BEGIN

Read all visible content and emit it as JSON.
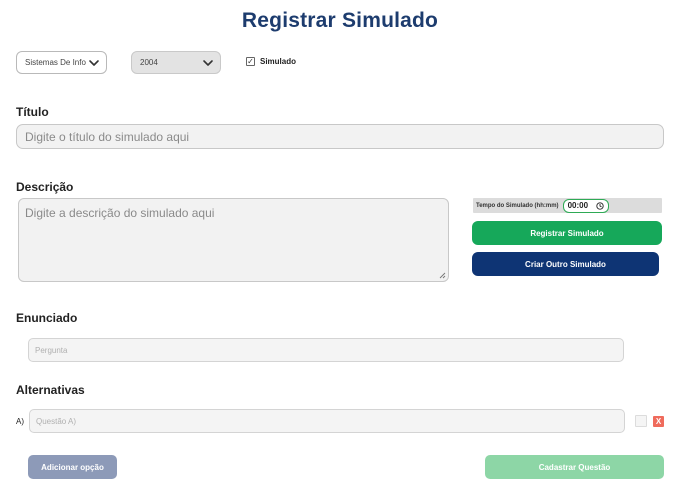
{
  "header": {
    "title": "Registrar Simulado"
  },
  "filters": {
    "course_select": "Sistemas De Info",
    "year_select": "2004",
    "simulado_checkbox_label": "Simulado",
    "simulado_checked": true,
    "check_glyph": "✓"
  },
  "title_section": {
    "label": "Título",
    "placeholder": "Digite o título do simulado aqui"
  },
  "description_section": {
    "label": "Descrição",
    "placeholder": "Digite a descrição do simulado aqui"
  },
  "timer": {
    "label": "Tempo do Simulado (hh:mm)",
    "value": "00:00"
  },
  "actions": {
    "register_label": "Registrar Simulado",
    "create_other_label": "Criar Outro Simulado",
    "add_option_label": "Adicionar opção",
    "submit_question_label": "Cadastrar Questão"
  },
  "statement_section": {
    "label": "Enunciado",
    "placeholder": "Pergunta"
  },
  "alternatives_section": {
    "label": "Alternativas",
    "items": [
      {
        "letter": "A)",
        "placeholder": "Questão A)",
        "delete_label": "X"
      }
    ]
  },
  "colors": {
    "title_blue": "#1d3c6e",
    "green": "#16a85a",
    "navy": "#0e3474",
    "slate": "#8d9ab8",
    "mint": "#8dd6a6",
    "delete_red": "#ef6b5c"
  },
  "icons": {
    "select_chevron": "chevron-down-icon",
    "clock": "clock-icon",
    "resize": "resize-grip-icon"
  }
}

END

• [Task brief]
Pull out each line containing the word "placeholder" and copy it.

• [Task answer]
    "placeholder": "Digite o título do simulado aqui"
    "placeholder": "Digite a descrição do simulado aqui"
    "placeholder": "Pergunta"
        "placeholder": "Questão A)",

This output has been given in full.